▸ GIVEN INSTRUCTION
Return a copy of every line in the records that includes the word "容易吸附灰尘".

▸ DATA SECTION
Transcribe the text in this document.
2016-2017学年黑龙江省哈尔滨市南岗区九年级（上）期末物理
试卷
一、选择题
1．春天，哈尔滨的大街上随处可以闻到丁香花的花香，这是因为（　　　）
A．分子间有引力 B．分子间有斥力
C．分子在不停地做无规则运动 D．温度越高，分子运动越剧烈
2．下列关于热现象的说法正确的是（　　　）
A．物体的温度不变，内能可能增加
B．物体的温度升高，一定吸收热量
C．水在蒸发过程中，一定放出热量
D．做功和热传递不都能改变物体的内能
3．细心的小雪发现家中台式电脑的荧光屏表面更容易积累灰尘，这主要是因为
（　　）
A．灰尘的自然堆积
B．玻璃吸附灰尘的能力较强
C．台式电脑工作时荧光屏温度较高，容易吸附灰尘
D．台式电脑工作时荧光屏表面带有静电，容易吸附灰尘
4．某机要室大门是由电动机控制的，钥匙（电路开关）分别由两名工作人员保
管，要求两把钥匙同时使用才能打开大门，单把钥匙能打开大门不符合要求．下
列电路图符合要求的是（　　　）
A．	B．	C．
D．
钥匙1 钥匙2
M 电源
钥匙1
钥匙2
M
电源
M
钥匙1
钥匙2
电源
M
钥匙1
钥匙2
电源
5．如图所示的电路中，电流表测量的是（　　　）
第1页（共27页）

▸ EXERCISE OUTPUT
C．台式电脑工作时荧光屏温度较高，容易吸附灰尘
D．台式电脑工作时荧光屏表面带有静电，容易吸附灰尘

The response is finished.